§ **TASK DETAILS**: Every line of the material that follows must be printed again exactly.

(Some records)
__________

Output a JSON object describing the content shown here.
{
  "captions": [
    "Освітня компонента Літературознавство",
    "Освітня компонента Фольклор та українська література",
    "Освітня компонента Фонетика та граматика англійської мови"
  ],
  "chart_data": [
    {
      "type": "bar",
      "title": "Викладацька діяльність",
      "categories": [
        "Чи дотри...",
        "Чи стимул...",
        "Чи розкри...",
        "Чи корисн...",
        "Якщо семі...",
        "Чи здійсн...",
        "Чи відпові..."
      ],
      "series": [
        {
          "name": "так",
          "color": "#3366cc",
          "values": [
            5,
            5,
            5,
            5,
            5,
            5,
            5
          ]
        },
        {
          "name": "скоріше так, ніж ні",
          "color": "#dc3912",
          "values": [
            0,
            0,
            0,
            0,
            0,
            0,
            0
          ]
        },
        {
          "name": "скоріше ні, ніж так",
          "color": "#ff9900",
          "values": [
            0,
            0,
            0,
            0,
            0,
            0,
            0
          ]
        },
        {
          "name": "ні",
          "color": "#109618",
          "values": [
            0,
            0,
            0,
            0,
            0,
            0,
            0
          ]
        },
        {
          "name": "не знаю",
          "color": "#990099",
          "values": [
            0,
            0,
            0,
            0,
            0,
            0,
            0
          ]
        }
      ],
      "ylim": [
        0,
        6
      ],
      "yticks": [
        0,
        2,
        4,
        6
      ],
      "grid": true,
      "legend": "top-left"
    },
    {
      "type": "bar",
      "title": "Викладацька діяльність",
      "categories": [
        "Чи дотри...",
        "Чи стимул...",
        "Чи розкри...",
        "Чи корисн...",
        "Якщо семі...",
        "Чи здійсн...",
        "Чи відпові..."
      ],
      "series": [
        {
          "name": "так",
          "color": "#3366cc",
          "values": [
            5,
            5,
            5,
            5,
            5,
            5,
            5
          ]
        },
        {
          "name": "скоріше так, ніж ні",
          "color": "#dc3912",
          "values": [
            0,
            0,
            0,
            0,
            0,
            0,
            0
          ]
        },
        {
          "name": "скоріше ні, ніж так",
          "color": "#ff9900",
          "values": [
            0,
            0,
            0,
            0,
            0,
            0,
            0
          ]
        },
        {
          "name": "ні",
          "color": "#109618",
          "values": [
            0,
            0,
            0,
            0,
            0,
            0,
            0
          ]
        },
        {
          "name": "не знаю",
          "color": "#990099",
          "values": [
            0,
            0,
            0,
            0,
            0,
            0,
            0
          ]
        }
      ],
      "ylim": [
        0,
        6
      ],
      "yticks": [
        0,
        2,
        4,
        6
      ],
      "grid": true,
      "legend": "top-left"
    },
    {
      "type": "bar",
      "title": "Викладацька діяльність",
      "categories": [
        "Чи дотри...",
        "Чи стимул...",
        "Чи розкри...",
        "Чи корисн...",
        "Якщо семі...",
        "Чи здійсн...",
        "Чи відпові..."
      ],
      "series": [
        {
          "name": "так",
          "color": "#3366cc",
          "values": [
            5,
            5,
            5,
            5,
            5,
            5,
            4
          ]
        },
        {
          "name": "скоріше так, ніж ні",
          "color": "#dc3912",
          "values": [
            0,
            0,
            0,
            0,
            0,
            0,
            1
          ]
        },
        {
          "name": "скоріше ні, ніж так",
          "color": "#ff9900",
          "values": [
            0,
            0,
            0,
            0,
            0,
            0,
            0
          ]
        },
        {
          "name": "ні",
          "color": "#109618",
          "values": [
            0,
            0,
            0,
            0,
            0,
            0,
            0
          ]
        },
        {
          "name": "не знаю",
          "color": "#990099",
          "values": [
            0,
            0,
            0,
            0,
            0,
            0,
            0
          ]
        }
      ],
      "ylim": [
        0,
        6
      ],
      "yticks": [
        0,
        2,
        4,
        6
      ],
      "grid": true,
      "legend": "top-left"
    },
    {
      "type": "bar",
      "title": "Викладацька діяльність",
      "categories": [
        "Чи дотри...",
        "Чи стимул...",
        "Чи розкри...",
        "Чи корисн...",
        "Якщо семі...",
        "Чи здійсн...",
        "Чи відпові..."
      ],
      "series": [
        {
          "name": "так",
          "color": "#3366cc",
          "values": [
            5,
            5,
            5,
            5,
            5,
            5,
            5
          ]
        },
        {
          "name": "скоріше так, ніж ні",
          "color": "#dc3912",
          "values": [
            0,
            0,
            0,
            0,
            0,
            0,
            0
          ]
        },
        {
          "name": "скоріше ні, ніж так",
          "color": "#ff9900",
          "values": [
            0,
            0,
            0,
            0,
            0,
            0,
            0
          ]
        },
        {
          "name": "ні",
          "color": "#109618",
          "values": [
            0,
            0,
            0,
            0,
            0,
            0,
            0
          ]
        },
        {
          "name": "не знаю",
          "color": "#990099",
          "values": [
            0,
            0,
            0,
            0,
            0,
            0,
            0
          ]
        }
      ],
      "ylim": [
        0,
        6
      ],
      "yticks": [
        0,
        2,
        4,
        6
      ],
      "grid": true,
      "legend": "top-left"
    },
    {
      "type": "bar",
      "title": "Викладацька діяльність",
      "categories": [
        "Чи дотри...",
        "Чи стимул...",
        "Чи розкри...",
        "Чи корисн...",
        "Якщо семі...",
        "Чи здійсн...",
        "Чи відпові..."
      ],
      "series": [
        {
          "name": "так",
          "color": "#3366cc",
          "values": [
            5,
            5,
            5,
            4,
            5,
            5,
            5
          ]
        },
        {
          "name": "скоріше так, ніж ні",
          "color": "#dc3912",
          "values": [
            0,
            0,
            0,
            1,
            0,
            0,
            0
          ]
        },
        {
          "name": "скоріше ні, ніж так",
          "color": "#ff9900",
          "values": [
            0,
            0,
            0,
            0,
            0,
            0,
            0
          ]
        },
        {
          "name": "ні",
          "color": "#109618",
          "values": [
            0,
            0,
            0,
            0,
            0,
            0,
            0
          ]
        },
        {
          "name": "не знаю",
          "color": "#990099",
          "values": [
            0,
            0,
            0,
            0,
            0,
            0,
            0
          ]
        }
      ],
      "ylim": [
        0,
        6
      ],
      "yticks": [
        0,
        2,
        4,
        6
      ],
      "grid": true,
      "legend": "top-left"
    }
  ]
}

__________

§ **TASK OUTPUT**:
Output a JSON object describing the content shown here.
{
  "captions": [
    "Освітня компонента Літературознавство",
    "Освітня компонента Фольклор та українська література",
    "Освітня компонента Фонетика та граматика англійської мови"
  ],
  "chart_data": [
    {
      "type": "bar",
      "title": "Викладацька діяльність",
      "categories": [
        "Чи дотри...",
        "Чи стимул...",
        "Чи розкри...",
        "Чи корисн...",
        "Якщо семі...",
        "Чи здійсн...",
        "Чи відпові..."
      ],
      "series": [
        {
          "name": "так",
          "color": "#3366cc",
          "values": [
            5,
            5,
            5,
            5,
            5,
            5,
            5
          ]
        },
        {
          "name": "скоріше так, ніж ні",
          "color": "#dc3912",
          "values": [
            0,
            0,
            0,
            0,
            0,
            0,
            0
          ]
        },
        {
          "name": "скоріше ні, ніж так",
          "color": "#ff9900",
          "values": [
            0,
            0,
            0,
            0,
            0,
            0,
            0
          ]
        },
        {
          "name": "ні",
          "color": "#109618",
          "values": [
            0,
            0,
            0,
            0,
            0,
            0,
            0
          ]
        },
        {
          "name": "не знаю",
          "color": "#990099",
          "values": [
            0,
            0,
            0,
            0,
            0,
            0,
            0
          ]
        }
      ],
      "ylim": [
        0,
        6
      ],
      "yticks": [
        0,
        2,
        4,
        6
      ],
      "grid": true,
      "legend": "top-left"
    },
    {
      "type": "bar",
      "title": "Викладацька діяльність",
      "categories": [
        "Чи дотри...",
        "Чи стимул...",
        "Чи розкри...",
        "Чи корисн...",
        "Якщо семі...",
        "Чи здійсн...",
        "Чи відпові..."
      ],
      "series": [
        {
          "name": "так",
          "color": "#3366cc",
          "values": [
            5,
            5,
            5,
            5,
            5,
            5,
            5
          ]
        },
        {
          "name": "скоріше так, ніж ні",
          "color": "#dc3912",
          "values": [
            0,
            0,
            0,
            0,
            0,
            0,
            0
          ]
        },
        {
          "name": "скоріше ні, ніж так",
          "color": "#ff9900",
          "values": [
            0,
            0,
            0,
            0,
            0,
            0,
            0
          ]
        },
        {
          "name": "ні",
          "color": "#109618",
          "values": [
            0,
            0,
            0,
            0,
            0,
            0,
            0
          ]
        },
        {
          "name": "не знаю",
          "color": "#990099",
          "values": [
            0,
            0,
            0,
            0,
            0,
            0,
            0
          ]
        }
      ],
      "ylim": [
        0,
        6
      ],
      "yticks": [
        0,
        2,
        4,
        6
      ],
      "grid": true,
      "legend": "top-left"
    },
    {
      "type": "bar",
      "title": "Викладацька діяльність",
      "categories": [
        "Чи дотри...",
        "Чи стимул...",
        "Чи розкри...",
        "Чи корисн...",
        "Якщо семі...",
        "Чи здійсн...",
        "Чи відпові..."
      ],
      "series": [
        {
          "name": "так",
          "color": "#3366cc",
          "values": [
            5,
            5,
            5,
            5,
            5,
            5,
            4
          ]
        },
        {
          "name": "скоріше так, ніж ні",
          "color": "#dc3912",
          "values": [
            0,
            0,
            0,
            0,
            0,
            0,
            1
          ]
        },
        {
          "name": "скоріше ні, ніж так",
          "color": "#ff9900",
          "values": [
            0,
            0,
            0,
            0,
            0,
            0,
            0
          ]
        },
        {
          "name": "ні",
          "color": "#109618",
          "values": [
            0,
            0,
            0,
            0,
            0,
            0,
            0
          ]
        },
        {
          "name": "не знаю",
          "color": "#990099",
          "values": [
            0,
            0,
            0,
            0,
            0,
            0,
            0
          ]
        }
      ],
      "ylim": [
        0,
        6
      ],
      "yticks": [
        0,
        2,
        4,
        6
      ],
      "grid": true,
      "legend": "top-left"
    },
    {
      "type": "bar",
      "title": "Викладацька діяльність",
      "categories": [
        "Чи дотри...",
        "Чи стимул...",
        "Чи розкри...",
        "Чи корисн...",
        "Якщо семі...",
        "Чи здійсн...",
        "Чи відпові..."
      ],
      "series": [
        {
          "name": "так",
          "color": "#3366cc",
          "values": [
            5,
            5,
            5,
            5,
            5,
            5,
            5
          ]
        },
        {
          "name": "скоріше так, ніж ні",
          "color": "#dc3912",
          "values": [
            0,
            0,
            0,
            0,
            0,
            0,
            0
          ]
        },
        {
          "name": "скоріше ні, ніж так",
          "color": "#ff9900",
          "values": [
            0,
            0,
            0,
            0,
            0,
            0,
            0
          ]
        },
        {
          "name": "ні",
          "color": "#109618",
          "values": [
            0,
            0,
            0,
            0,
            0,
            0,
            0
          ]
        },
        {
          "name": "не знаю",
          "color": "#990099",
          "values": [
            0,
            0,
            0,
            0,
            0,
            0,
            0
          ]
        }
      ],
      "ylim": [
        0,
        6
      ],
      "yticks": [
        0,
        2,
        4,
        6
      ],
      "grid": true,
      "legend": "top-left"
    },
    {
      "type": "bar",
      "title": "Викладацька діяльність",
      "categories": [
        "Чи дотри...",
        "Чи стимул...",
        "Чи розкри...",
        "Чи корисн...",
        "Якщо семі...",
        "Чи здійсн...",
        "Чи відпові..."
      ],
      "series": [
        {
          "name": "так",
          "color": "#3366cc",
          "values": [
            5,
            5,
            5,
            4,
            5,
            5,
            5
          ]
        },
        {
          "name": "скоріше так, ніж ні",
          "color": "#dc3912",
          "values": [
            0,
            0,
            0,
            1,
            0,
            0,
            0
          ]
        },
        {
          "name": "скоріше ні, ніж так",
          "color": "#ff9900",
          "values": [
            0,
            0,
            0,
            0,
            0,
            0,
            0
          ]
        },
        {
          "name": "ні",
          "color": "#109618",
          "values": [
            0,
            0,
            0,
            0,
            0,
            0,
            0
          ]
        },
        {
          "name": "не знаю",
          "color": "#990099",
          "values": [
            0,
            0,
            0,
            0,
            0,
            0,
            0
          ]
        }
      ],
      "ylim": [
        0,
        6
      ],
      "yticks": [
        0,
        2,
        4,
        6
      ],
      "grid": true,
      "legend": "top-left"
    }
  ]
}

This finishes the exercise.